▶ Your instructions: Every line below that mentions the word "JSON" should be copied out.
►
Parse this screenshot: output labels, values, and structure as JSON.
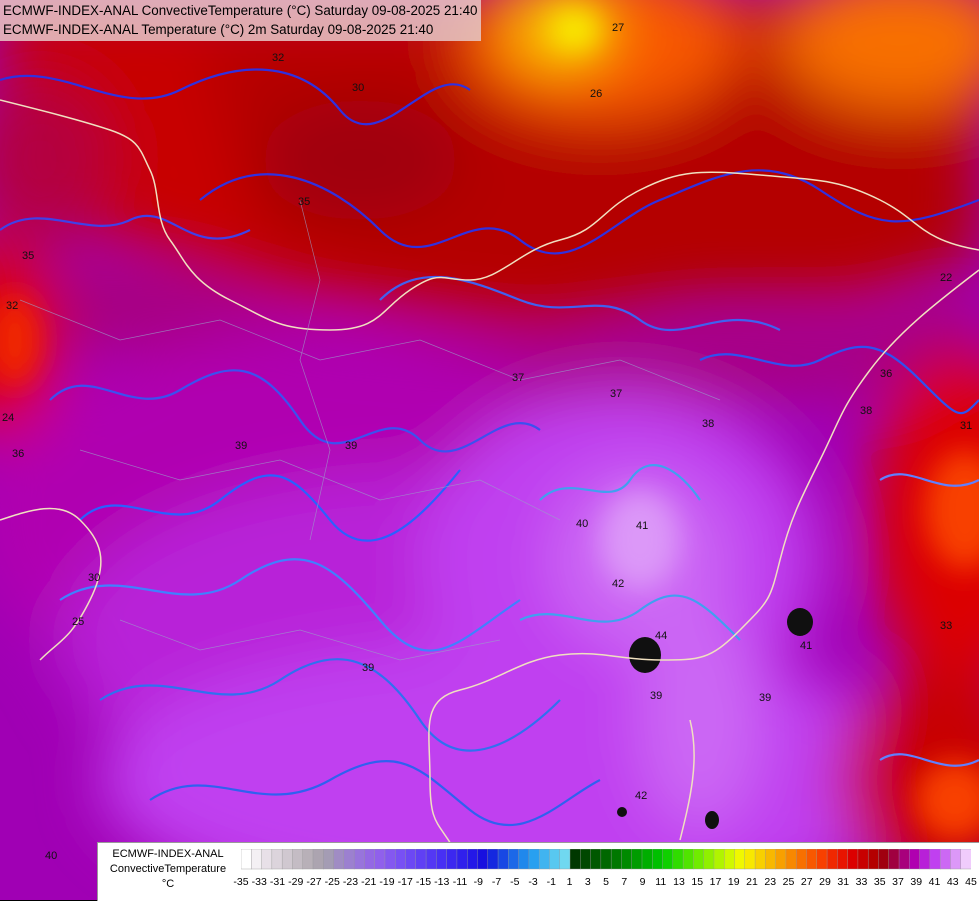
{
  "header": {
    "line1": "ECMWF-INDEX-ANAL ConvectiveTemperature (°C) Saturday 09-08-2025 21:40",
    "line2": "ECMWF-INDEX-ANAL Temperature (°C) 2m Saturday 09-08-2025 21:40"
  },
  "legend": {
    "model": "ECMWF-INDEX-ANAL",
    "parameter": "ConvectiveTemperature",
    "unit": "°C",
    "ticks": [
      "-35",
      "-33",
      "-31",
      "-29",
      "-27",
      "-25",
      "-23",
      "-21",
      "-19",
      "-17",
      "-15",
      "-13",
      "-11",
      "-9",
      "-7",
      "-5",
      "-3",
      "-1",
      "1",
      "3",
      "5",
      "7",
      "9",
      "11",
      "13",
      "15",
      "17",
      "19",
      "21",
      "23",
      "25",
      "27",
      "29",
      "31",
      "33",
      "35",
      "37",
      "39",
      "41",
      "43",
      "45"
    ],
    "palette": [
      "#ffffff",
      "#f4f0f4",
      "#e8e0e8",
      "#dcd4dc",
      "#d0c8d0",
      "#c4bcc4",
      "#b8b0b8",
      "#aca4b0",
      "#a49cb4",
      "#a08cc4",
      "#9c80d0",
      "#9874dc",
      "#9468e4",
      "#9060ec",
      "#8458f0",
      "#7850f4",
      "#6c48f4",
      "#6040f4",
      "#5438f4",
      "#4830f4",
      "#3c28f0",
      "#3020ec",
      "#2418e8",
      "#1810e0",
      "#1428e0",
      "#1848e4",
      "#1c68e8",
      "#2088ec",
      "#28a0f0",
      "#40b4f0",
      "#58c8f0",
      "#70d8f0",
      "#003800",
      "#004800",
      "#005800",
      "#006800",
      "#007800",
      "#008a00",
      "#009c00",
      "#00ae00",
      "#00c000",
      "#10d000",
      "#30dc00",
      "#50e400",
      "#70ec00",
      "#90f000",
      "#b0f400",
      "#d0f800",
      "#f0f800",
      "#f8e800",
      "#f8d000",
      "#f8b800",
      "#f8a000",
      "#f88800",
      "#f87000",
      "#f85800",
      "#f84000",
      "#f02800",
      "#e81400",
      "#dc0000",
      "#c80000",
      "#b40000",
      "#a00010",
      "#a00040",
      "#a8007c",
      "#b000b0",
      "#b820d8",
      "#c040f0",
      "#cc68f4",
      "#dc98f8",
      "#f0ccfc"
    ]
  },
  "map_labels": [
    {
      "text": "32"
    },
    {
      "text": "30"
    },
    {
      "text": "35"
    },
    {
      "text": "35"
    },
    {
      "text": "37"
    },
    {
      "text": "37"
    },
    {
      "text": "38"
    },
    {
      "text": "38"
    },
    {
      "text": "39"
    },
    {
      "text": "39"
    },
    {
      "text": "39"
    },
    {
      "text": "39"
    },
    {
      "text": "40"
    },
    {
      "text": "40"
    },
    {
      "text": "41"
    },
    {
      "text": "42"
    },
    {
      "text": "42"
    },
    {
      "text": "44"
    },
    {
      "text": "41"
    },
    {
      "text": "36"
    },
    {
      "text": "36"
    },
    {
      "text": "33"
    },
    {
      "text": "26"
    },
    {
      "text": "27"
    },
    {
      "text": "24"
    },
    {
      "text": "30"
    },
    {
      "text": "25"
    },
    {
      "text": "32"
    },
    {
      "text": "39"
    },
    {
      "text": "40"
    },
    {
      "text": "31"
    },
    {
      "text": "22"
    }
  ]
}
◄
►
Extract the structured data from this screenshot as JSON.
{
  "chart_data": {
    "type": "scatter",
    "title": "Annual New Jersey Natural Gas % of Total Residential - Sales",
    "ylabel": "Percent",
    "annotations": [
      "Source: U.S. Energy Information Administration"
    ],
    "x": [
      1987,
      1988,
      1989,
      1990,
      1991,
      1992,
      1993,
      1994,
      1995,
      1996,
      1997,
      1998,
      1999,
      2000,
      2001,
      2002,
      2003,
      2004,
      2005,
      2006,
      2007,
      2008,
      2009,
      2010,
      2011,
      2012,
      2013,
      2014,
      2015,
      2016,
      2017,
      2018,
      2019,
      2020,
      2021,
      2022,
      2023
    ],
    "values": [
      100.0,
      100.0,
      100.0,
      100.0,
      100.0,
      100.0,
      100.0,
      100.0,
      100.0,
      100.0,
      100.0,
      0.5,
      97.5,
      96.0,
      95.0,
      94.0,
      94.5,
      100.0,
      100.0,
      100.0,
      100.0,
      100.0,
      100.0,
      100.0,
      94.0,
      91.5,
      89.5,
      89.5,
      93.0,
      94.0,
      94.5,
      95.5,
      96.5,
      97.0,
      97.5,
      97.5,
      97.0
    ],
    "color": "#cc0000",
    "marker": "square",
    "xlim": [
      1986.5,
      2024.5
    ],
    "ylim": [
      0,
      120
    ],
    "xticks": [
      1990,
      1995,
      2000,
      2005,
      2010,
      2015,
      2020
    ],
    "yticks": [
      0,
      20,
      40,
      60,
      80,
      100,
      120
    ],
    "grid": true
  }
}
◄
▶ Completed exercise:
Parse this screenshot: output labels, values, and structure as JSON.
Extract the structured data from this screenshot as JSON.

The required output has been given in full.